Exercise inputs |
○ ○ ○ ○ ○

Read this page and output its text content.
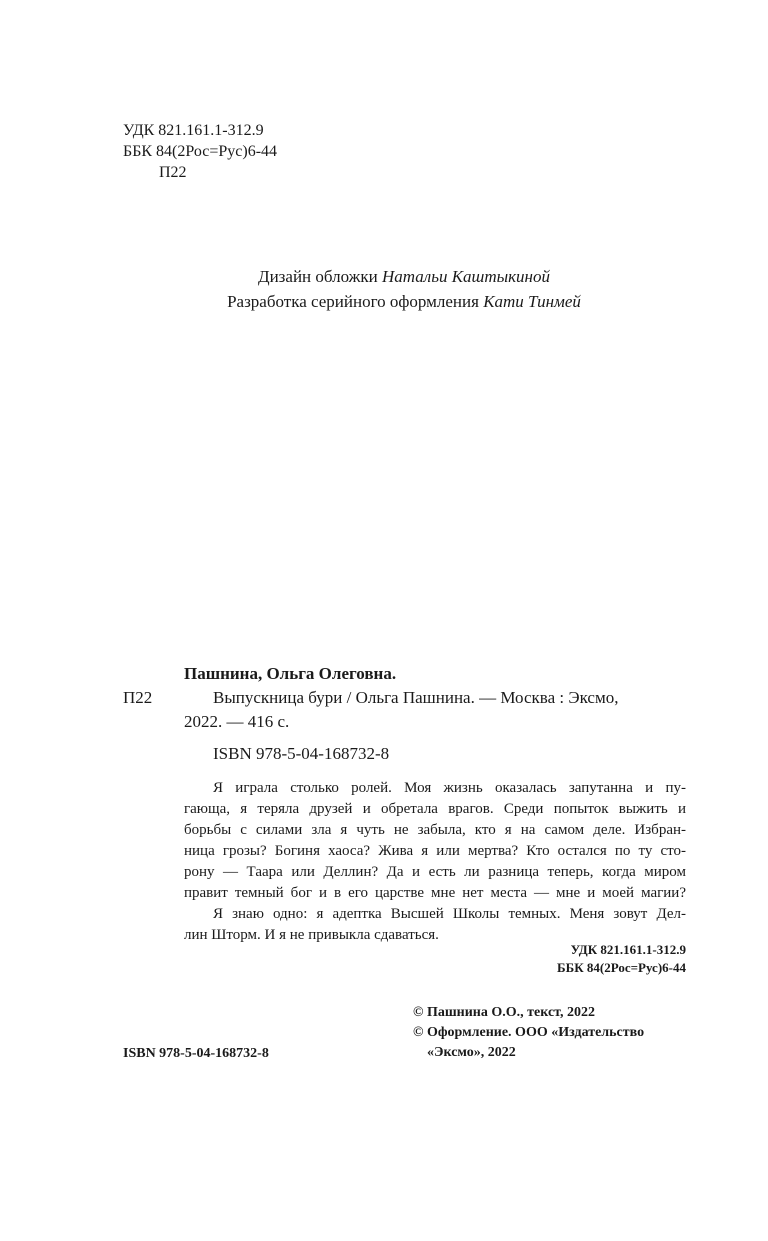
УДК 821.161.1-312.9
ББК 84(2Рос=Рус)6-44
П22
Дизайн обложки Натальи Каштыкиной
Разработка серийного оформления Кати Тинмей
Пашнина, Ольга Олеговна.
П22	Выпускница бури / Ольга Пашнина. — Москва : Эксмо,
2022. — 416 с.
ISBN 978-5-04-168732-8
Я играла столько ролей. Моя жизнь оказалась запутанна и пу-
гающа, я теряла друзей и обретала врагов. Среди попыток выжить и
борьбы с силами зла я чуть не забыла, кто я на самом деле. Избран-
ница грозы? Богиня хаоса? Жива я или мертва? Кто остался по ту сто-
рону — Таара или Деллин? Да и есть ли разница теперь, когда миром
правит темный бог и в его царстве мне нет места — мне и моей магии?
Я знаю одно: я адептка Высшей Школы темных. Меня зовут Дел-
лин Шторм. И я не привыкла сдаваться.
УДК 821.161.1-312.9
ББК 84(2Рос=Рус)6-44
© Пашнина О.О., текст, 2022
© Оформление. ООО «Издательство
«Эксмо», 2022
ISBN 978-5-04-168732-8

○ ○ ○ ○ ○

Task brief | Give the material again exactly as it is, but keep the pictures out.

Final answer |
Read this page and output its text content.
УДК 821.161.1-312.9
ББК 84(2Рос=Рус)6-44
П22
Дизайн обложки Натальи Каштыкиной
Разработка серийного оформления Кати Тинмей
Пашнина, Ольга Олеговна.
П22	Выпускница бури / Ольга Пашнина. — Москва : Эксмо,
2022. — 416 с.
ISBN 978-5-04-168732-8
Я играла столько ролей. Моя жизнь оказалась запутанна и пу-
гающа, я теряла друзей и обретала врагов. Среди попыток выжить и
борьбы с силами зла я чуть не забыла, кто я на самом деле. Избран-
ница грозы? Богиня хаоса? Жива я или мертва? Кто остался по ту сто-
рону — Таара или Деллин? Да и есть ли разница теперь, когда миром
правит темный бог и в его царстве мне нет места — мне и моей магии?
Я знаю одно: я адептка Высшей Школы темных. Меня зовут Дел-
лин Шторм. И я не привыкла сдаваться.
УДК 821.161.1-312.9
ББК 84(2Рос=Рус)6-44
© Пашнина О.О., текст, 2022
© Оформление. ООО «Издательство
«Эксмо», 2022
ISBN 978-5-04-168732-8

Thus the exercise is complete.